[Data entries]
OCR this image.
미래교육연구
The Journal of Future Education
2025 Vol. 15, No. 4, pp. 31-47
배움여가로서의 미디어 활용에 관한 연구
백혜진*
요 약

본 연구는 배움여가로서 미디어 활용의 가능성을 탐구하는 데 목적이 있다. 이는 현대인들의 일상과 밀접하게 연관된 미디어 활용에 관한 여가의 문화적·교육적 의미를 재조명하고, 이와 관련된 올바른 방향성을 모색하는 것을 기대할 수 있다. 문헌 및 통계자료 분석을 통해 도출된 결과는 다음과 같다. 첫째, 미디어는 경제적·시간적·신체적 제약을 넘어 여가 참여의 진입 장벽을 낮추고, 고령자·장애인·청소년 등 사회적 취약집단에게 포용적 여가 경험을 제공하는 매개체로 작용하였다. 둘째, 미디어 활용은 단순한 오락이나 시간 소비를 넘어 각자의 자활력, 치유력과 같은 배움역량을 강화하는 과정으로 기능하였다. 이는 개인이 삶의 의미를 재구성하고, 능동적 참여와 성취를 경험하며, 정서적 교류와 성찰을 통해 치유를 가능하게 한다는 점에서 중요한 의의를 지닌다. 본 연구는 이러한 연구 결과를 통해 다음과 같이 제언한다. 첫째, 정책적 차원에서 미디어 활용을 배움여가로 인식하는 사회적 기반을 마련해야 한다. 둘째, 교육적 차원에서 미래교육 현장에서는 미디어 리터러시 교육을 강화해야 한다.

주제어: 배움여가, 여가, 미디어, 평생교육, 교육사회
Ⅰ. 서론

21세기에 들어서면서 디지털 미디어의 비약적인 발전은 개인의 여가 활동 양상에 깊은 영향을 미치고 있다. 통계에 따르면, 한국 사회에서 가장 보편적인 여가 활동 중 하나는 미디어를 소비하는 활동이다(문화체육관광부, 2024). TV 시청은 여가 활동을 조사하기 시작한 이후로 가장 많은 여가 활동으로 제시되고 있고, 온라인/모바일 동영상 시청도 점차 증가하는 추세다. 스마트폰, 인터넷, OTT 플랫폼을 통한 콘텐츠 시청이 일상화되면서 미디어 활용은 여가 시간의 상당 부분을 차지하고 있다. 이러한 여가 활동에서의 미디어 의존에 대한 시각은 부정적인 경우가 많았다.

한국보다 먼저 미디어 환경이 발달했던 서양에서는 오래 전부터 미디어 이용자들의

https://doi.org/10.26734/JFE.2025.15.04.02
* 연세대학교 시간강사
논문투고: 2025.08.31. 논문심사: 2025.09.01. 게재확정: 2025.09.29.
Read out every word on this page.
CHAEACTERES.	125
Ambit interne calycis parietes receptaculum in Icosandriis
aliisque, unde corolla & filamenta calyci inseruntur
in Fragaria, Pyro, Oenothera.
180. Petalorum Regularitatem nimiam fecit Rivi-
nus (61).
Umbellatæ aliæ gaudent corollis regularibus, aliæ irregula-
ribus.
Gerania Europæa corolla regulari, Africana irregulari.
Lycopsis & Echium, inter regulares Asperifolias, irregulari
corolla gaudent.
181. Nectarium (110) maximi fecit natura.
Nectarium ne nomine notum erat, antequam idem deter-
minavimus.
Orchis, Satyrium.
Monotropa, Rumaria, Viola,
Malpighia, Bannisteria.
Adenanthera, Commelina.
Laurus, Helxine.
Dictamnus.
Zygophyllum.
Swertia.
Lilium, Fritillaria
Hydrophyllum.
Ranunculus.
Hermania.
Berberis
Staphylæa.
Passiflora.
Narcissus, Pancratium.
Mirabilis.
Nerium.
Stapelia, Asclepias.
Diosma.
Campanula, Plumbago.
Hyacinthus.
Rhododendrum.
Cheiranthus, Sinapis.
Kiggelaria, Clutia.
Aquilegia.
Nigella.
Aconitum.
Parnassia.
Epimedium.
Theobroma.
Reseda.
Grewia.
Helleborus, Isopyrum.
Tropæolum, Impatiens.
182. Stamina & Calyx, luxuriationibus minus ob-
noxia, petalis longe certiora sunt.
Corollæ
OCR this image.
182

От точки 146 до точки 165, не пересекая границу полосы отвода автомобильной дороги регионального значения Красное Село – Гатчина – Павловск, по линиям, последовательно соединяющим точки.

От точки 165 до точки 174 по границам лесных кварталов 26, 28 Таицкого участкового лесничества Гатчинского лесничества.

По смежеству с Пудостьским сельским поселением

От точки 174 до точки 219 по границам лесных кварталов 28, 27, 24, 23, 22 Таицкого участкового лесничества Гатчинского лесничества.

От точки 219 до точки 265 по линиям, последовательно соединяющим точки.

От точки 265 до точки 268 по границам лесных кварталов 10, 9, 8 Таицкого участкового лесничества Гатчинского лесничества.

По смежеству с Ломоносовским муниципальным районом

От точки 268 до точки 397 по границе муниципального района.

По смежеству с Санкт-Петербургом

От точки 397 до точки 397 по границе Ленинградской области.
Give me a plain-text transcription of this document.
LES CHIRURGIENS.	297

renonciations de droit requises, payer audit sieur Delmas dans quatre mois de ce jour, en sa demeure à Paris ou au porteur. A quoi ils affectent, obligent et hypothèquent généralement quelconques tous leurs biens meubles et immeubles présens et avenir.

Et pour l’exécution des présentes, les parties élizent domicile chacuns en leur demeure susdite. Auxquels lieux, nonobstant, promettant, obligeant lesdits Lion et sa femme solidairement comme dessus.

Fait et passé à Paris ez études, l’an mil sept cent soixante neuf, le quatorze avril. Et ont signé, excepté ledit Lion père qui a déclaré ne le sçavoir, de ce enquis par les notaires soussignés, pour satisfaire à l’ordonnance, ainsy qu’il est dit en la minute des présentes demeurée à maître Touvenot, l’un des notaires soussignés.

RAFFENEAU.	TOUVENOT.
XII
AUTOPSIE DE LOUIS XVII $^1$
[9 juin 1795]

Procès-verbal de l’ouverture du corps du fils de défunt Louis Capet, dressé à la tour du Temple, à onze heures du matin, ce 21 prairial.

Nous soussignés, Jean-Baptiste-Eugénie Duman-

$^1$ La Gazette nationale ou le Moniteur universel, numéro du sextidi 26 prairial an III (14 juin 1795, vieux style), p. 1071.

*Exercise instructions*
From the records above, how many lines include the word "соединяющим"? Only the number is wanted.

*Reply*
2